§ Required work: Restate the entries below word for word, omitting nothing.

[start]

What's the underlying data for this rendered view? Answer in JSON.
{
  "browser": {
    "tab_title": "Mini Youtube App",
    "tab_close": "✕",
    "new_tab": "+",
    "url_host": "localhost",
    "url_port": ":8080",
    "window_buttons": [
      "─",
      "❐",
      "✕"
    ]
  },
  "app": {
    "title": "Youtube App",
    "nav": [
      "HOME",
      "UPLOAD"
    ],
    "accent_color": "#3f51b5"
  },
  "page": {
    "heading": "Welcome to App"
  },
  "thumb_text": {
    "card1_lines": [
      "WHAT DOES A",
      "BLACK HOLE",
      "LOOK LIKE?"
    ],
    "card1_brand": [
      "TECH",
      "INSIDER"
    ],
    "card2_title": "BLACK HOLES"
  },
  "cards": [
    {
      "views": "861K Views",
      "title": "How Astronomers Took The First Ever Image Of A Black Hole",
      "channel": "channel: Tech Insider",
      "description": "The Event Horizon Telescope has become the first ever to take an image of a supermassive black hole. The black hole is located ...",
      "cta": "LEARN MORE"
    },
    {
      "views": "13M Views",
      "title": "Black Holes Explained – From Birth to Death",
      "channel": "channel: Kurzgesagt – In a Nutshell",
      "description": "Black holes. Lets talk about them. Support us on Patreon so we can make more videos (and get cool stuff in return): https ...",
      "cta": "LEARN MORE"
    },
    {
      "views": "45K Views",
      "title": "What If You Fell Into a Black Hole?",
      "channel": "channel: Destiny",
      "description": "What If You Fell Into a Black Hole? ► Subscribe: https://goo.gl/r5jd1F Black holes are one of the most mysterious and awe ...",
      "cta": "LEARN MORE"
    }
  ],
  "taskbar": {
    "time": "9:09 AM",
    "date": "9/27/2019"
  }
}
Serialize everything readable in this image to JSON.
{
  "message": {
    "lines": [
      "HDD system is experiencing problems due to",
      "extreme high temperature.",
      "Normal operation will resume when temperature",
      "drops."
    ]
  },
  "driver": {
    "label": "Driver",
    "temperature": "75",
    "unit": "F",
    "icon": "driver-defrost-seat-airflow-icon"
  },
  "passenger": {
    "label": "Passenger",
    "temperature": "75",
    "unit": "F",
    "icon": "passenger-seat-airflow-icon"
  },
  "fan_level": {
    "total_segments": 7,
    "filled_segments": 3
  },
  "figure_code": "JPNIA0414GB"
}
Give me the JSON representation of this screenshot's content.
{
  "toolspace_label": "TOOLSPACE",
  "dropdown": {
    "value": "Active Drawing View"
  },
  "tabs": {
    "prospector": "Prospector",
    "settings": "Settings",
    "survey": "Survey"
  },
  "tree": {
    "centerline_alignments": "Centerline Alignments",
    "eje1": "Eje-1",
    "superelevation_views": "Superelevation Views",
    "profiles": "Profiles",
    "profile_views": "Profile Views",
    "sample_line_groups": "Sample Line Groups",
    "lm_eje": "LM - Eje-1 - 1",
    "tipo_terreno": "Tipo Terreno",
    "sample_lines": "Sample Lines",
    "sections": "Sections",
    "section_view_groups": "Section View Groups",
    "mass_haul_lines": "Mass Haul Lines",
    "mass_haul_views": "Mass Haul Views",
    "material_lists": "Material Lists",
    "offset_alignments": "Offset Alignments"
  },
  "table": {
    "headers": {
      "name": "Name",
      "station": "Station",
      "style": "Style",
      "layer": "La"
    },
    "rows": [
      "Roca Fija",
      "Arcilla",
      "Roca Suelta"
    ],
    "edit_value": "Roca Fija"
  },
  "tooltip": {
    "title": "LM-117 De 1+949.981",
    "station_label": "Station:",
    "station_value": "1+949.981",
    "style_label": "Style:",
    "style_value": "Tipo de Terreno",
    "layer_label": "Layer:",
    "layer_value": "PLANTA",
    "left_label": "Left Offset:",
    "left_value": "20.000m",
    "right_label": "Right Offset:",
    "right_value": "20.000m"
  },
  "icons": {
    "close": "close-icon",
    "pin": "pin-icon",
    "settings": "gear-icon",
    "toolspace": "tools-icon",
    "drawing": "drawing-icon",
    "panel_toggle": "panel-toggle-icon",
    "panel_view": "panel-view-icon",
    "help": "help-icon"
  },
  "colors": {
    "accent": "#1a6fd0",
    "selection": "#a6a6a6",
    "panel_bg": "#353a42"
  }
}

[end]

§ Answer in full:
What's the underlying data for this rendered view? Answer in JSON.
{
  "browser": {
    "tab_title": "Mini Youtube App",
    "tab_close": "✕",
    "new_tab": "+",
    "url_host": "localhost",
    "url_port": ":8080",
    "window_buttons": [
      "─",
      "❐",
      "✕"
    ]
  },
  "app": {
    "title": "Youtube App",
    "nav": [
      "HOME",
      "UPLOAD"
    ],
    "accent_color": "#3f51b5"
  },
  "page": {
    "heading": "Welcome to App"
  },
  "thumb_text": {
    "card1_lines": [
      "WHAT DOES A",
      "BLACK HOLE",
      "LOOK LIKE?"
    ],
    "card1_brand": [
      "TECH",
      "INSIDER"
    ],
    "card2_title": "BLACK HOLES"
  },
  "cards": [
    {
      "views": "861K Views",
      "title": "How Astronomers Took The First Ever Image Of A Black Hole",
      "channel": "channel: Tech Insider",
      "description": "The Event Horizon Telescope has become the first ever to take an image of a supermassive black hole. The black hole is located ...",
      "cta": "LEARN MORE"
    },
    {
      "views": "13M Views",
      "title": "Black Holes Explained – From Birth to Death",
      "channel": "channel: Kurzgesagt – In a Nutshell",
      "description": "Black holes. Lets talk about them. Support us on Patreon so we can make more videos (and get cool stuff in return): https ...",
      "cta": "LEARN MORE"
    },
    {
      "views": "45K Views",
      "title": "What If You Fell Into a Black Hole?",
      "channel": "channel: Destiny",
      "description": "What If You Fell Into a Black Hole? ► Subscribe: https://goo.gl/r5jd1F Black holes are one of the most mysterious and awe ...",
      "cta": "LEARN MORE"
    }
  ],
  "taskbar": {
    "time": "9:09 AM",
    "date": "9/27/2019"
  }
}
Serialize everything readable in this image to JSON.
{
  "message": {
    "lines": [
      "HDD system is experiencing problems due to",
      "extreme high temperature.",
      "Normal operation will resume when temperature",
      "drops."
    ]
  },
  "driver": {
    "label": "Driver",
    "temperature": "75",
    "unit": "F",
    "icon": "driver-defrost-seat-airflow-icon"
  },
  "passenger": {
    "label": "Passenger",
    "temperature": "75",
    "unit": "F",
    "icon": "passenger-seat-airflow-icon"
  },
  "fan_level": {
    "total_segments": 7,
    "filled_segments": 3
  },
  "figure_code": "JPNIA0414GB"
}
Give me the JSON representation of this screenshot's content.
{
  "toolspace_label": "TOOLSPACE",
  "dropdown": {
    "value": "Active Drawing View"
  },
  "tabs": {
    "prospector": "Prospector",
    "settings": "Settings",
    "survey": "Survey"
  },
  "tree": {
    "centerline_alignments": "Centerline Alignments",
    "eje1": "Eje-1",
    "superelevation_views": "Superelevation Views",
    "profiles": "Profiles",
    "profile_views": "Profile Views",
    "sample_line_groups": "Sample Line Groups",
    "lm_eje": "LM - Eje-1 - 1",
    "tipo_terreno": "Tipo Terreno",
    "sample_lines": "Sample Lines",
    "sections": "Sections",
    "section_view_groups": "Section View Groups",
    "mass_haul_lines": "Mass Haul Lines",
    "mass_haul_views": "Mass Haul Views",
    "material_lists": "Material Lists",
    "offset_alignments": "Offset Alignments"
  },
  "table": {
    "headers": {
      "name": "Name",
      "station": "Station",
      "style": "Style",
      "layer": "La"
    },
    "rows": [
      "Roca Fija",
      "Arcilla",
      "Roca Suelta"
    ],
    "edit_value": "Roca Fija"
  },
  "tooltip": {
    "title": "LM-117 De 1+949.981",
    "station_label": "Station:",
    "station_value": "1+949.981",
    "style_label": "Style:",
    "style_value": "Tipo de Terreno",
    "layer_label": "Layer:",
    "layer_value": "PLANTA",
    "left_label": "Left Offset:",
    "left_value": "20.000m",
    "right_label": "Right Offset:",
    "right_value": "20.000m"
  },
  "icons": {
    "close": "close-icon",
    "pin": "pin-icon",
    "settings": "gear-icon",
    "toolspace": "tools-icon",
    "drawing": "drawing-icon",
    "panel_toggle": "panel-toggle-icon",
    "panel_view": "panel-view-icon",
    "help": "help-icon"
  },
  "colors": {
    "accent": "#1a6fd0",
    "selection": "#a6a6a6",
    "panel_bg": "#353a42"
  }
}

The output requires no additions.